Listed records >>

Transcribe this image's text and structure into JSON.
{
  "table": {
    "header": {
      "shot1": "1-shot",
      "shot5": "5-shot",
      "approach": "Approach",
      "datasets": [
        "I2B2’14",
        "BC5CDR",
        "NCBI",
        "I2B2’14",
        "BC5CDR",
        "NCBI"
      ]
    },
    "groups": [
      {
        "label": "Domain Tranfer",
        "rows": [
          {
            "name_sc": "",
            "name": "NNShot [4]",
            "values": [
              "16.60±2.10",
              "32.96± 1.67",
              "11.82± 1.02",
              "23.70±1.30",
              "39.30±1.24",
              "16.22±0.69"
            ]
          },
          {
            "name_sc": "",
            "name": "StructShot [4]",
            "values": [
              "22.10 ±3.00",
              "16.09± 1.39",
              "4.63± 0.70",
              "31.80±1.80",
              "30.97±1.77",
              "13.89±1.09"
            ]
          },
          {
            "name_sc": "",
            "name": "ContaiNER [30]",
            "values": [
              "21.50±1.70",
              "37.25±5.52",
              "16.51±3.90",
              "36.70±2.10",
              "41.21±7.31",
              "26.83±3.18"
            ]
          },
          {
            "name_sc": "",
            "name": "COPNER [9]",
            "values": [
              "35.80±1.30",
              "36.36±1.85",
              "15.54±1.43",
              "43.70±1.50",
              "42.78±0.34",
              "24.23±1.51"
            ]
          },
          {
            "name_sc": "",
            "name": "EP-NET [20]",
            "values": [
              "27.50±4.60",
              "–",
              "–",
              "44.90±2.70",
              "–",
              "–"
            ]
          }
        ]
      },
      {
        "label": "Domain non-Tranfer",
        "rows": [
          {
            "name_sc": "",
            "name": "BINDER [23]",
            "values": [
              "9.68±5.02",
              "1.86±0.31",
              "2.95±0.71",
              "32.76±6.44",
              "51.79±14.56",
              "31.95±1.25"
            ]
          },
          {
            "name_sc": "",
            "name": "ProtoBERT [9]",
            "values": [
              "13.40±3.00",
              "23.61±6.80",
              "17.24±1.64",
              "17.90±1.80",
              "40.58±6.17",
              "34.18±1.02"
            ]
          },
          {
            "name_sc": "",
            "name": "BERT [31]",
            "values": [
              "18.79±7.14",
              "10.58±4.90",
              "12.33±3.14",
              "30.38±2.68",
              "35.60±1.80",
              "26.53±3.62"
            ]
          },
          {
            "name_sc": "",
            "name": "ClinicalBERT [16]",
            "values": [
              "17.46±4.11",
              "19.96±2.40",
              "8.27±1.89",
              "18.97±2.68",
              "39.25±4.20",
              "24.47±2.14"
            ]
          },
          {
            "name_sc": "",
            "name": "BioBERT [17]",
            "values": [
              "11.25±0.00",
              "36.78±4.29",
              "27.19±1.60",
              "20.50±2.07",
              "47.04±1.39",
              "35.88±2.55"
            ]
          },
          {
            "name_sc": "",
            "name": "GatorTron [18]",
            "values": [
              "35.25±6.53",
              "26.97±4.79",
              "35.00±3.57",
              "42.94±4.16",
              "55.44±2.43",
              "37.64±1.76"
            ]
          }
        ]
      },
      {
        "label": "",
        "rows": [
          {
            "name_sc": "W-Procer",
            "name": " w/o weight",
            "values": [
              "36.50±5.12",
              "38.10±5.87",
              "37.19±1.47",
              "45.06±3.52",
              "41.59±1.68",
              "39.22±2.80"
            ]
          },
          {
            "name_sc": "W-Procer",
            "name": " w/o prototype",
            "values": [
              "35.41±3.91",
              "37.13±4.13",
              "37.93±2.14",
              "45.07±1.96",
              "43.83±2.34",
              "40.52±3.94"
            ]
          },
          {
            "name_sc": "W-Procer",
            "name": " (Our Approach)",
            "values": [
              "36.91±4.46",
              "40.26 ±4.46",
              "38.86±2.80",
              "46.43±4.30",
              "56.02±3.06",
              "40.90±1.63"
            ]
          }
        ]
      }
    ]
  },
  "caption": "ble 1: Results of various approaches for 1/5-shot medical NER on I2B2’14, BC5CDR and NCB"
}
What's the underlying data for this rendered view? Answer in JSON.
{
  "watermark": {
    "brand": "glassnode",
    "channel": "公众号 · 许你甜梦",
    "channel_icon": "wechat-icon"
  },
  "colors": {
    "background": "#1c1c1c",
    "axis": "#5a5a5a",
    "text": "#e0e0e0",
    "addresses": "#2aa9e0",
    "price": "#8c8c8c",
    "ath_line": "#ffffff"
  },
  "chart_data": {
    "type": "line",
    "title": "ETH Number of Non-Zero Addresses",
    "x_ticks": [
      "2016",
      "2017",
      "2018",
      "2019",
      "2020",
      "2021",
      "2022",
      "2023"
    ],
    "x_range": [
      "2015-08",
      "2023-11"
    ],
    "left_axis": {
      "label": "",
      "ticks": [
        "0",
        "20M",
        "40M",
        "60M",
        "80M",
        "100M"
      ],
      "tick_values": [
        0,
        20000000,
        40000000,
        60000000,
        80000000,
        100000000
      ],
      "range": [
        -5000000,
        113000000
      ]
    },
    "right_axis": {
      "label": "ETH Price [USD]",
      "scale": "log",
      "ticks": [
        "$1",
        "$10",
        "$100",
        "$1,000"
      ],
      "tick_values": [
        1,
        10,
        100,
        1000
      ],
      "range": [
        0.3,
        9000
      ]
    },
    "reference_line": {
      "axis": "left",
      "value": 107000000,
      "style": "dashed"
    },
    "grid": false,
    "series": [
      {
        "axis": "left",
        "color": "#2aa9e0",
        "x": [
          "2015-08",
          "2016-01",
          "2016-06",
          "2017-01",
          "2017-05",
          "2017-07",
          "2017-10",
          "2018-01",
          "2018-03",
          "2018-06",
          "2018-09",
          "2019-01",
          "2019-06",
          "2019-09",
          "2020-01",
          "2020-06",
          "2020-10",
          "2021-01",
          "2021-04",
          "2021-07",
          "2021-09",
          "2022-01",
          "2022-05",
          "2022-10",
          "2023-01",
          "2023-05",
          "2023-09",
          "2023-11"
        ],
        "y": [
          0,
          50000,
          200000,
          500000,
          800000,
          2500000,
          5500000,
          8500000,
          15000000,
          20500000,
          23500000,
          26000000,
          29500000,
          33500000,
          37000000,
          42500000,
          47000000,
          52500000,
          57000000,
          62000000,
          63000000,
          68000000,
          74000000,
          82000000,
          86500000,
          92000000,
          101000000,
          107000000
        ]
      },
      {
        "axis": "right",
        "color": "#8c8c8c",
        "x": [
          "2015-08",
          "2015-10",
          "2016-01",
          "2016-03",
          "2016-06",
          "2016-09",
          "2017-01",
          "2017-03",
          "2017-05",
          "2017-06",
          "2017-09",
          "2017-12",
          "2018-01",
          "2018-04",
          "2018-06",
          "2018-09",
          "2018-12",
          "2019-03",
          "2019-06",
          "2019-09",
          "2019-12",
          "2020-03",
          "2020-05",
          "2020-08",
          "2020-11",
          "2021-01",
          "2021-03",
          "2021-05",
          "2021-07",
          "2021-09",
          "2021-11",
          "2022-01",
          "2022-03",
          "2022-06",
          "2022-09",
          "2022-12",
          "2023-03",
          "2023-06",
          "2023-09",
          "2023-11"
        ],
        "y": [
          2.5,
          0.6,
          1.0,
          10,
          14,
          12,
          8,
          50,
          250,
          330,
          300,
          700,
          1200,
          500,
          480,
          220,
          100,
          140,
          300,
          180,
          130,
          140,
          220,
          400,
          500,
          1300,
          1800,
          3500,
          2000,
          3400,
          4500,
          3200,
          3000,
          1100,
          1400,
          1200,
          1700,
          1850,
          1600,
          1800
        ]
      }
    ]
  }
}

What is required >> Copy all lines from the material that include "text".

Reply >>
Transcribe this image's text and structure into JSON.
    "text": "#e0e0e0",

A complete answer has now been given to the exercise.